▸ Records for this task:
"""

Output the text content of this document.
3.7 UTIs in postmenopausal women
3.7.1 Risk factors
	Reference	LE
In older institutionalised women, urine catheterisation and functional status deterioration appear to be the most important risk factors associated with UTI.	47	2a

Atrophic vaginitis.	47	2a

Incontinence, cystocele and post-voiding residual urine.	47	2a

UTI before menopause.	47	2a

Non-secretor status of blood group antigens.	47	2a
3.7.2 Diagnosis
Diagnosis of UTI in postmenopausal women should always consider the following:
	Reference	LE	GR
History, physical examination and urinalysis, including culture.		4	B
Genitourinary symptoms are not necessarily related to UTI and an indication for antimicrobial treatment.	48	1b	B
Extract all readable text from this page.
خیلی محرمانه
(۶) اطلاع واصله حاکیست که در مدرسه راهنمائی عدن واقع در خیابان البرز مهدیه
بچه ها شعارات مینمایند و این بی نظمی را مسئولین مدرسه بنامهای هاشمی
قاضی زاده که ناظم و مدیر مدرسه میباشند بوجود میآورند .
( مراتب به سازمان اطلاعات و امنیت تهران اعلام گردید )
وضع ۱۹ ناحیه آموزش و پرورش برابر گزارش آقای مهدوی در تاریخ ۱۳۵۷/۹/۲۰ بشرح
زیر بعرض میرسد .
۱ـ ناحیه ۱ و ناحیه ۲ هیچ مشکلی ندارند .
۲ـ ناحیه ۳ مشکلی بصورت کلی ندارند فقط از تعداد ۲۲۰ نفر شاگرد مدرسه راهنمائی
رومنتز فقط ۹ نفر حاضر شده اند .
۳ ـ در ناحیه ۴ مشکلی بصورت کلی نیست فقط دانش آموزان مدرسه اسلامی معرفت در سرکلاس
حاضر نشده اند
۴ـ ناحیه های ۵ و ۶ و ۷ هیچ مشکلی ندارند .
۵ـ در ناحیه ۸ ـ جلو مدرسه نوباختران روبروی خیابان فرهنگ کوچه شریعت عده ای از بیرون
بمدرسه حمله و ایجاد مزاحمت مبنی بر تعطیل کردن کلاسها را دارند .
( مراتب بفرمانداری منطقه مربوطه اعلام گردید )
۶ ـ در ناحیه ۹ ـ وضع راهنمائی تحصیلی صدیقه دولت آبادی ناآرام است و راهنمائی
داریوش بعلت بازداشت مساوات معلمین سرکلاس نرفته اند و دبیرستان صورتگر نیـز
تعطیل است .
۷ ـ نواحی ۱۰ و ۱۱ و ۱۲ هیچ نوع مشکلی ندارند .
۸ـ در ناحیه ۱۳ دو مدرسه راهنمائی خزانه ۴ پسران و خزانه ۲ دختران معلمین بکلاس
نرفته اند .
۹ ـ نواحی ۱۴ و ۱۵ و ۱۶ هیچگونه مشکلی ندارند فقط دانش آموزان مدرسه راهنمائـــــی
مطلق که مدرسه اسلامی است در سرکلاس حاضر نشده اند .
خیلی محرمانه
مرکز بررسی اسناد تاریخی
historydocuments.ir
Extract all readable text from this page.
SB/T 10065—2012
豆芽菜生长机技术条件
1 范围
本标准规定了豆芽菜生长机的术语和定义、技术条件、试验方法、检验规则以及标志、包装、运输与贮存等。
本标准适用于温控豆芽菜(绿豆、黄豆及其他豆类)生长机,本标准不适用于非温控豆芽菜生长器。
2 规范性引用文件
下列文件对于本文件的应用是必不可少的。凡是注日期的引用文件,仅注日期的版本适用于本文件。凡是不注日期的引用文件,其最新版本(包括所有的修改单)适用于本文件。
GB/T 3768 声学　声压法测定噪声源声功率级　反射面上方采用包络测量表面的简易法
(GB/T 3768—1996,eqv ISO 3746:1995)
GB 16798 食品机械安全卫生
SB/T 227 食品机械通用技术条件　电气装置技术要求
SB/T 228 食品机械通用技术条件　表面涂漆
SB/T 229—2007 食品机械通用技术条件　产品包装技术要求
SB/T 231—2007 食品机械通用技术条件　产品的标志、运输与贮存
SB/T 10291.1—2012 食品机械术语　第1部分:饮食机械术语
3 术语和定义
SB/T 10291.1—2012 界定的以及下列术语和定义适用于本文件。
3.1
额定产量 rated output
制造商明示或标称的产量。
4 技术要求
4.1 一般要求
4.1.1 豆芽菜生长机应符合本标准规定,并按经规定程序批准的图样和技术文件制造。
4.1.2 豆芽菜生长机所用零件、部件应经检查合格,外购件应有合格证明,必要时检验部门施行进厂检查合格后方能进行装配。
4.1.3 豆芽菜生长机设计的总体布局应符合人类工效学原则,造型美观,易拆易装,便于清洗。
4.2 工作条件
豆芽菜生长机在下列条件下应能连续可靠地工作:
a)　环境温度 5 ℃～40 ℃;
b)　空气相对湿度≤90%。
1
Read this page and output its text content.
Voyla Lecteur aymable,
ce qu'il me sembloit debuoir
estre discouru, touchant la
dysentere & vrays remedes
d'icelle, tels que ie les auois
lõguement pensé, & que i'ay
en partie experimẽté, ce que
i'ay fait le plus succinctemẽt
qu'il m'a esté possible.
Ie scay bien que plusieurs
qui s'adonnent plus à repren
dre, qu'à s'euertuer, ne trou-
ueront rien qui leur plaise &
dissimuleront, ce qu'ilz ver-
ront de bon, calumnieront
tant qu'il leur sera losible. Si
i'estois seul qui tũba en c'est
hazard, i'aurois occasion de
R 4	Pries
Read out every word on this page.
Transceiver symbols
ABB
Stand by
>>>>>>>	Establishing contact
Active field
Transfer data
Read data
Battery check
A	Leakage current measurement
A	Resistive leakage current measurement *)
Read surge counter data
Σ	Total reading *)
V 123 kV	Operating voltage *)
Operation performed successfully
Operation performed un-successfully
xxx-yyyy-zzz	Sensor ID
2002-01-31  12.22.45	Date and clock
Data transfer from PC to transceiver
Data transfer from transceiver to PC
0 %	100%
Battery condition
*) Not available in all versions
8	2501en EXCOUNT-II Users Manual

"""

▸ What is asked: Track down every line with the word "measurement" and copy it.

▸ Complete response:
A	Leakage current measurement
A	Resistive leakage current measurement *)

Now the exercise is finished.